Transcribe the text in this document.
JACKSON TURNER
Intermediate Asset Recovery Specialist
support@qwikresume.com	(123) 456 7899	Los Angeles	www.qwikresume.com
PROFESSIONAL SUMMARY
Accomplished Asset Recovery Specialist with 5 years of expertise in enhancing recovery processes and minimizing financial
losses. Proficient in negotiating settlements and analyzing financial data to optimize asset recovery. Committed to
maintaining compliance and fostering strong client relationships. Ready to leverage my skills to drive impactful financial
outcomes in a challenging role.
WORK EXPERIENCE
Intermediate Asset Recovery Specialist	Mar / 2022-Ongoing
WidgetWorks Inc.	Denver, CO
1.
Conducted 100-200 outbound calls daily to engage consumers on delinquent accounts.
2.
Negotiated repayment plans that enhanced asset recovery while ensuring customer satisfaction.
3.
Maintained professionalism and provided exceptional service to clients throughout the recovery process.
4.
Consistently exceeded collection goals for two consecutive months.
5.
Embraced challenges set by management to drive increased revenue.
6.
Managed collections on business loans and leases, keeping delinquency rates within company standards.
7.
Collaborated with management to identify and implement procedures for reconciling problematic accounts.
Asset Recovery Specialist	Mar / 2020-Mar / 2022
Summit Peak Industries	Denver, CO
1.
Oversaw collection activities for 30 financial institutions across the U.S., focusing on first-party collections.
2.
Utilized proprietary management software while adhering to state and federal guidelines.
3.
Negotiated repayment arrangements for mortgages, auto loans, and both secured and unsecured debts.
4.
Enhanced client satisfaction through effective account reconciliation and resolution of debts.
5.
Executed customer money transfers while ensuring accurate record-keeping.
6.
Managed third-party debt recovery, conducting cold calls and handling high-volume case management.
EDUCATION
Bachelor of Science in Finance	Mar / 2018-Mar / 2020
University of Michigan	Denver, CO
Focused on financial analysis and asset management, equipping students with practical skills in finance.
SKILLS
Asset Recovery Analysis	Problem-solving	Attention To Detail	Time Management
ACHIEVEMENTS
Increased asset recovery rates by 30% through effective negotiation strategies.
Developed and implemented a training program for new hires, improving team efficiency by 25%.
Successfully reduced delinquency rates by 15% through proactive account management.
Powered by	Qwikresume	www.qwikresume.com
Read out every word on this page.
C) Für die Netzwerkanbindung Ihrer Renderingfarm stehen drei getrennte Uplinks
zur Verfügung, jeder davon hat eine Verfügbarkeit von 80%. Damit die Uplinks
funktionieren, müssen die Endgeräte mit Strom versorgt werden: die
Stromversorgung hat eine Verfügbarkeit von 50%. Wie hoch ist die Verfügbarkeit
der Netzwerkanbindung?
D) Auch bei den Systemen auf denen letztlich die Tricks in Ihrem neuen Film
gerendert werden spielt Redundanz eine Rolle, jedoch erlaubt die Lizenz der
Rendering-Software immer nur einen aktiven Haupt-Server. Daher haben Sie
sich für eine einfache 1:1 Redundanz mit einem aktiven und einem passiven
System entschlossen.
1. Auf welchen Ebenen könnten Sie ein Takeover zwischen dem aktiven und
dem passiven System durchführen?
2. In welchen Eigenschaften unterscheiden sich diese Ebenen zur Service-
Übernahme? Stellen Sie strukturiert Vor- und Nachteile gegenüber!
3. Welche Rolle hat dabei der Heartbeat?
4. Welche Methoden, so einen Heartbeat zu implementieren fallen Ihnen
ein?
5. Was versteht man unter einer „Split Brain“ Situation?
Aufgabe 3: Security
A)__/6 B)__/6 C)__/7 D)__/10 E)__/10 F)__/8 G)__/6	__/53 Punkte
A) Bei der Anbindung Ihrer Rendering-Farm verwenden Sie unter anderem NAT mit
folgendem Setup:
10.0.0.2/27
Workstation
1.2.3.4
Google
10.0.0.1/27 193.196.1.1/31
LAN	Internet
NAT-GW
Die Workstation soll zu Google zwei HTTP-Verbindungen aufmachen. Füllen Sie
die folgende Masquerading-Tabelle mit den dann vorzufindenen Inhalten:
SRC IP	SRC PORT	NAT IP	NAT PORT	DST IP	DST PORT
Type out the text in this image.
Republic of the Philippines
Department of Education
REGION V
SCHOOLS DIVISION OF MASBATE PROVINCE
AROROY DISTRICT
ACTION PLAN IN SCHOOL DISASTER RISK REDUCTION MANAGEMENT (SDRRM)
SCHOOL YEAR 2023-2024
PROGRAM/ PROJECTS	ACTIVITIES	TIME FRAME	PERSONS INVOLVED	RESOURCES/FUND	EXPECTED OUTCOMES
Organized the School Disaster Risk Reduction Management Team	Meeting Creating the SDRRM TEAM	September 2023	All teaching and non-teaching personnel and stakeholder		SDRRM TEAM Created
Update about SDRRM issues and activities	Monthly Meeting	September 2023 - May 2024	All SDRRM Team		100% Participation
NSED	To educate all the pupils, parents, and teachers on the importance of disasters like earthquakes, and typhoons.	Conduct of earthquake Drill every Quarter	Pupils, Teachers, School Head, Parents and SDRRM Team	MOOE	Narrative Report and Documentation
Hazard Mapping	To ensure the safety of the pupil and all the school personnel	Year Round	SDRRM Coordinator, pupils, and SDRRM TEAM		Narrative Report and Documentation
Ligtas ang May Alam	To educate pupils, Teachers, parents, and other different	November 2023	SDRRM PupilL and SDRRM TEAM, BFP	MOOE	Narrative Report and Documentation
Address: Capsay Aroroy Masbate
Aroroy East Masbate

[Objective] Write out all of the records above exactly as they appear.

[The solution]
Transcribe the text in this document.
JACKSON TURNER
Intermediate Asset Recovery Specialist
support@qwikresume.com	(123) 456 7899	Los Angeles	www.qwikresume.com
PROFESSIONAL SUMMARY
Accomplished Asset Recovery Specialist with 5 years of expertise in enhancing recovery processes and minimizing financial
losses. Proficient in negotiating settlements and analyzing financial data to optimize asset recovery. Committed to
maintaining compliance and fostering strong client relationships. Ready to leverage my skills to drive impactful financial
outcomes in a challenging role.
WORK EXPERIENCE
Intermediate Asset Recovery Specialist	Mar / 2022-Ongoing
WidgetWorks Inc.	Denver, CO
1.
Conducted 100-200 outbound calls daily to engage consumers on delinquent accounts.
2.
Negotiated repayment plans that enhanced asset recovery while ensuring customer satisfaction.
3.
Maintained professionalism and provided exceptional service to clients throughout the recovery process.
4.
Consistently exceeded collection goals for two consecutive months.
5.
Embraced challenges set by management to drive increased revenue.
6.
Managed collections on business loans and leases, keeping delinquency rates within company standards.
7.
Collaborated with management to identify and implement procedures for reconciling problematic accounts.
Asset Recovery Specialist	Mar / 2020-Mar / 2022
Summit Peak Industries	Denver, CO
1.
Oversaw collection activities for 30 financial institutions across the U.S., focusing on first-party collections.
2.
Utilized proprietary management software while adhering to state and federal guidelines.
3.
Negotiated repayment arrangements for mortgages, auto loans, and both secured and unsecured debts.
4.
Enhanced client satisfaction through effective account reconciliation and resolution of debts.
5.
Executed customer money transfers while ensuring accurate record-keeping.
6.
Managed third-party debt recovery, conducting cold calls and handling high-volume case management.
EDUCATION
Bachelor of Science in Finance	Mar / 2018-Mar / 2020
University of Michigan	Denver, CO
Focused on financial analysis and asset management, equipping students with practical skills in finance.
SKILLS
Asset Recovery Analysis	Problem-solving	Attention To Detail	Time Management
ACHIEVEMENTS
Increased asset recovery rates by 30% through effective negotiation strategies.
Developed and implemented a training program for new hires, improving team efficiency by 25%.
Successfully reduced delinquency rates by 15% through proactive account management.
Powered by	Qwikresume	www.qwikresume.com
Read out every word on this page.
C) Für die Netzwerkanbindung Ihrer Renderingfarm stehen drei getrennte Uplinks
zur Verfügung, jeder davon hat eine Verfügbarkeit von 80%. Damit die Uplinks
funktionieren, müssen die Endgeräte mit Strom versorgt werden: die
Stromversorgung hat eine Verfügbarkeit von 50%. Wie hoch ist die Verfügbarkeit
der Netzwerkanbindung?
D) Auch bei den Systemen auf denen letztlich die Tricks in Ihrem neuen Film
gerendert werden spielt Redundanz eine Rolle, jedoch erlaubt die Lizenz der
Rendering-Software immer nur einen aktiven Haupt-Server. Daher haben Sie
sich für eine einfache 1:1 Redundanz mit einem aktiven und einem passiven
System entschlossen.
1. Auf welchen Ebenen könnten Sie ein Takeover zwischen dem aktiven und
dem passiven System durchführen?
2. In welchen Eigenschaften unterscheiden sich diese Ebenen zur Service-
Übernahme? Stellen Sie strukturiert Vor- und Nachteile gegenüber!
3. Welche Rolle hat dabei der Heartbeat?
4. Welche Methoden, so einen Heartbeat zu implementieren fallen Ihnen
ein?
5. Was versteht man unter einer „Split Brain“ Situation?
Aufgabe 3: Security
A)__/6 B)__/6 C)__/7 D)__/10 E)__/10 F)__/8 G)__/6	__/53 Punkte
A) Bei der Anbindung Ihrer Rendering-Farm verwenden Sie unter anderem NAT mit
folgendem Setup:
10.0.0.2/27
Workstation
1.2.3.4
Google
10.0.0.1/27 193.196.1.1/31
LAN	Internet
NAT-GW
Die Workstation soll zu Google zwei HTTP-Verbindungen aufmachen. Füllen Sie
die folgende Masquerading-Tabelle mit den dann vorzufindenen Inhalten:
SRC IP	SRC PORT	NAT IP	NAT PORT	DST IP	DST PORT
Type out the text in this image.
Republic of the Philippines
Department of Education
REGION V
SCHOOLS DIVISION OF MASBATE PROVINCE
AROROY DISTRICT
ACTION PLAN IN SCHOOL DISASTER RISK REDUCTION MANAGEMENT (SDRRM)
SCHOOL YEAR 2023-2024
PROGRAM/ PROJECTS	ACTIVITIES	TIME FRAME	PERSONS INVOLVED	RESOURCES/FUND	EXPECTED OUTCOMES
Organized the School Disaster Risk Reduction Management Team	Meeting Creating the SDRRM TEAM	September 2023	All teaching and non-teaching personnel and stakeholder		SDRRM TEAM Created
Update about SDRRM issues and activities	Monthly Meeting	September 2023 - May 2024	All SDRRM Team		100% Participation
NSED	To educate all the pupils, parents, and teachers on the importance of disasters like earthquakes, and typhoons.	Conduct of earthquake Drill every Quarter	Pupils, Teachers, School Head, Parents and SDRRM Team	MOOE	Narrative Report and Documentation
Hazard Mapping	To ensure the safety of the pupil and all the school personnel	Year Round	SDRRM Coordinator, pupils, and SDRRM TEAM		Narrative Report and Documentation
Ligtas ang May Alam	To educate pupils, Teachers, parents, and other different	November 2023	SDRRM PupilL and SDRRM TEAM, BFP	MOOE	Narrative Report and Documentation
Address: Capsay Aroroy Masbate
Aroroy East Masbate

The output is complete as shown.